#### [Problem details]
Print the records below exactly as they appear.

"""

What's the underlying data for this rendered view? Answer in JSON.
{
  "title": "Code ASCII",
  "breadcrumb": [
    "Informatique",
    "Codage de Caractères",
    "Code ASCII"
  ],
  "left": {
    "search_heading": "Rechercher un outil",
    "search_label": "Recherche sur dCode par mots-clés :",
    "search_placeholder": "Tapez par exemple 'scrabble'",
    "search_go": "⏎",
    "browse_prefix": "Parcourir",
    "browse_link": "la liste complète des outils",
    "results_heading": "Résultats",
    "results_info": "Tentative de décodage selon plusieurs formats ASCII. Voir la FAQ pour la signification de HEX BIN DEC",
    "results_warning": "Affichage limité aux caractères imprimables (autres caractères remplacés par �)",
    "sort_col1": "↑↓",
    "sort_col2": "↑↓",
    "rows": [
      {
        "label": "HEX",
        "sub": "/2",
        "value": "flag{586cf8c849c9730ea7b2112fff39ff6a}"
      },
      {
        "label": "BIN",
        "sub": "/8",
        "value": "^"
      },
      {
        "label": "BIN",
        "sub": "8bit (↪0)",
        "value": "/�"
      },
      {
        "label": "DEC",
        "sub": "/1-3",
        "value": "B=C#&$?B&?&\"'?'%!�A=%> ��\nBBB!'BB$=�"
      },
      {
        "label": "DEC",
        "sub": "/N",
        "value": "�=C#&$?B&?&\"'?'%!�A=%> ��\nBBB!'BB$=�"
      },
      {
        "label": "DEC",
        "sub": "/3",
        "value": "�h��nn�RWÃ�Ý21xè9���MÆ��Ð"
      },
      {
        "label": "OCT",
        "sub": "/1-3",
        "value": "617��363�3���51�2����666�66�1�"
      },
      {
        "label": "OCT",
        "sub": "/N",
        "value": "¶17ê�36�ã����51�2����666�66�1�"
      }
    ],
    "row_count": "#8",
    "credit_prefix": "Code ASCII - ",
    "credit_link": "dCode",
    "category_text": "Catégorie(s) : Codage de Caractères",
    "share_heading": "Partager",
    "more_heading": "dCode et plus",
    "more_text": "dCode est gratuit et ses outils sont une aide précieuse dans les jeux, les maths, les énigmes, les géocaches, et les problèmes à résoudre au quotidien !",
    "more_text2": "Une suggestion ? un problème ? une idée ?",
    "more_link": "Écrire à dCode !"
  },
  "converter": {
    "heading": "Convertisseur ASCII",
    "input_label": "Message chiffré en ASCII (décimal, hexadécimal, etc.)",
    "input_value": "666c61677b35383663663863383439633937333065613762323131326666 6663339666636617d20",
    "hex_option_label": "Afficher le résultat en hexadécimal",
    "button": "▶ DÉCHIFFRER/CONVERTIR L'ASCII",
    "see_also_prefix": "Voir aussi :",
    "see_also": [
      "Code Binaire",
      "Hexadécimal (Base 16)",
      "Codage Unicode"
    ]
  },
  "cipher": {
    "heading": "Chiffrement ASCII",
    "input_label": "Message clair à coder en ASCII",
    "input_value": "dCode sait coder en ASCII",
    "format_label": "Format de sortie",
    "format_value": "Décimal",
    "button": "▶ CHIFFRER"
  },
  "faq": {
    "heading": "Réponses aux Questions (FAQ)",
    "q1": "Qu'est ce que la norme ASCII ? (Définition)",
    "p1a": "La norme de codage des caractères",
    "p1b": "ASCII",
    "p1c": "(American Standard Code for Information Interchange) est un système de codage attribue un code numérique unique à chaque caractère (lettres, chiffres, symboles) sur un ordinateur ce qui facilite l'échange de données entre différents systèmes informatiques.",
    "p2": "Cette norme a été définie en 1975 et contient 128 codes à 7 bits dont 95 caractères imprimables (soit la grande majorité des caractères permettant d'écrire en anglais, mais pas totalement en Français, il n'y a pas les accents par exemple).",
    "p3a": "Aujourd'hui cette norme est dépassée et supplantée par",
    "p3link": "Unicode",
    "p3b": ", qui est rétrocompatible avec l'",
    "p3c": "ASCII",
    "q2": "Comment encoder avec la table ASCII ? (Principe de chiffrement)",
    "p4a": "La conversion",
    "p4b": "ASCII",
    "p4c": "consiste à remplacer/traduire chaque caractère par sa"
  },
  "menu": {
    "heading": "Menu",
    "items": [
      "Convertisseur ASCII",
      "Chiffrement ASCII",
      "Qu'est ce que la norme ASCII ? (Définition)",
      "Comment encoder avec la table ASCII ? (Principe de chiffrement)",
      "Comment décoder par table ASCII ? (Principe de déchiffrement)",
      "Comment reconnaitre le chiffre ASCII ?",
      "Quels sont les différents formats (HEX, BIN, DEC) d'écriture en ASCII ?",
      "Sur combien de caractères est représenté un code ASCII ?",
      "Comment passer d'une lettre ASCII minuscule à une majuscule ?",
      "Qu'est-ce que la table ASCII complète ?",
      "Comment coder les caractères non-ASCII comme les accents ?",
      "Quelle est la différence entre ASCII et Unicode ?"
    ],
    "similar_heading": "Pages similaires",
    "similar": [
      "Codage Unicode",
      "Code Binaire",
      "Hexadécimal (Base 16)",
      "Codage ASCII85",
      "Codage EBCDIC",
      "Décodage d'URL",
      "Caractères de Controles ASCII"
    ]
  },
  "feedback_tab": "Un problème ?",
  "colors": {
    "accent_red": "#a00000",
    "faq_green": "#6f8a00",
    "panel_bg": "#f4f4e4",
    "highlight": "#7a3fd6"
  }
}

"""

#### [Result of this exercise]
What's the underlying data for this rendered view? Answer in JSON.
{
  "title": "Code ASCII",
  "breadcrumb": [
    "Informatique",
    "Codage de Caractères",
    "Code ASCII"
  ],
  "left": {
    "search_heading": "Rechercher un outil",
    "search_label": "Recherche sur dCode par mots-clés :",
    "search_placeholder": "Tapez par exemple 'scrabble'",
    "search_go": "⏎",
    "browse_prefix": "Parcourir",
    "browse_link": "la liste complète des outils",
    "results_heading": "Résultats",
    "results_info": "Tentative de décodage selon plusieurs formats ASCII. Voir la FAQ pour la signification de HEX BIN DEC",
    "results_warning": "Affichage limité aux caractères imprimables (autres caractères remplacés par �)",
    "sort_col1": "↑↓",
    "sort_col2": "↑↓",
    "rows": [
      {
        "label": "HEX",
        "sub": "/2",
        "value": "flag{586cf8c849c9730ea7b2112fff39ff6a}"
      },
      {
        "label": "BIN",
        "sub": "/8",
        "value": "^"
      },
      {
        "label": "BIN",
        "sub": "8bit (↪0)",
        "value": "/�"
      },
      {
        "label": "DEC",
        "sub": "/1-3",
        "value": "B=C#&$?B&?&\"'?'%!�A=%> ��\nBBB!'BB$=�"
      },
      {
        "label": "DEC",
        "sub": "/N",
        "value": "�=C#&$?B&?&\"'?'%!�A=%> ��\nBBB!'BB$=�"
      },
      {
        "label": "DEC",
        "sub": "/3",
        "value": "�h��nn�RWÃ�Ý21xè9���MÆ��Ð"
      },
      {
        "label": "OCT",
        "sub": "/1-3",
        "value": "617��363�3���51�2����666�66�1�"
      },
      {
        "label": "OCT",
        "sub": "/N",
        "value": "¶17ê�36�ã����51�2����666�66�1�"
      }
    ],
    "row_count": "#8",
    "credit_prefix": "Code ASCII - ",
    "credit_link": "dCode",
    "category_text": "Catégorie(s) : Codage de Caractères",
    "share_heading": "Partager",
    "more_heading": "dCode et plus",
    "more_text": "dCode est gratuit et ses outils sont une aide précieuse dans les jeux, les maths, les énigmes, les géocaches, et les problèmes à résoudre au quotidien !",
    "more_text2": "Une suggestion ? un problème ? une idée ?",
    "more_link": "Écrire à dCode !"
  },
  "converter": {
    "heading": "Convertisseur ASCII",
    "input_label": "Message chiffré en ASCII (décimal, hexadécimal, etc.)",
    "input_value": "666c61677b35383663663863383439633937333065613762323131326666 6663339666636617d20",
    "hex_option_label": "Afficher le résultat en hexadécimal",
    "button": "▶ DÉCHIFFRER/CONVERTIR L'ASCII",
    "see_also_prefix": "Voir aussi :",
    "see_also": [
      "Code Binaire",
      "Hexadécimal (Base 16)",
      "Codage Unicode"
    ]
  },
  "cipher": {
    "heading": "Chiffrement ASCII",
    "input_label": "Message clair à coder en ASCII",
    "input_value": "dCode sait coder en ASCII",
    "format_label": "Format de sortie",
    "format_value": "Décimal",
    "button": "▶ CHIFFRER"
  },
  "faq": {
    "heading": "Réponses aux Questions (FAQ)",
    "q1": "Qu'est ce que la norme ASCII ? (Définition)",
    "p1a": "La norme de codage des caractères",
    "p1b": "ASCII",
    "p1c": "(American Standard Code for Information Interchange) est un système de codage attribue un code numérique unique à chaque caractère (lettres, chiffres, symboles) sur un ordinateur ce qui facilite l'échange de données entre différents systèmes informatiques.",
    "p2": "Cette norme a été définie en 1975 et contient 128 codes à 7 bits dont 95 caractères imprimables (soit la grande majorité des caractères permettant d'écrire en anglais, mais pas totalement en Français, il n'y a pas les accents par exemple).",
    "p3a": "Aujourd'hui cette norme est dépassée et supplantée par",
    "p3link": "Unicode",
    "p3b": ", qui est rétrocompatible avec l'",
    "p3c": "ASCII",
    "q2": "Comment encoder avec la table ASCII ? (Principe de chiffrement)",
    "p4a": "La conversion",
    "p4b": "ASCII",
    "p4c": "consiste à remplacer/traduire chaque caractère par sa"
  },
  "menu": {
    "heading": "Menu",
    "items": [
      "Convertisseur ASCII",
      "Chiffrement ASCII",
      "Qu'est ce que la norme ASCII ? (Définition)",
      "Comment encoder avec la table ASCII ? (Principe de chiffrement)",
      "Comment décoder par table ASCII ? (Principe de déchiffrement)",
      "Comment reconnaitre le chiffre ASCII ?",
      "Quels sont les différents formats (HEX, BIN, DEC) d'écriture en ASCII ?",
      "Sur combien de caractères est représenté un code ASCII ?",
      "Comment passer d'une lettre ASCII minuscule à une majuscule ?",
      "Qu'est-ce que la table ASCII complète ?",
      "Comment coder les caractères non-ASCII comme les accents ?",
      "Quelle est la différence entre ASCII et Unicode ?"
    ],
    "similar_heading": "Pages similaires",
    "similar": [
      "Codage Unicode",
      "Code Binaire",
      "Hexadécimal (Base 16)",
      "Codage ASCII85",
      "Codage EBCDIC",
      "Décodage d'URL",
      "Caractères de Controles ASCII"
    ]
  },
  "feedback_tab": "Un problème ?",
  "colors": {
    "accent_red": "#a00000",
    "faq_green": "#6f8a00",
    "panel_bg": "#f4f4e4",
    "highlight": "#7a3fd6"
  }
}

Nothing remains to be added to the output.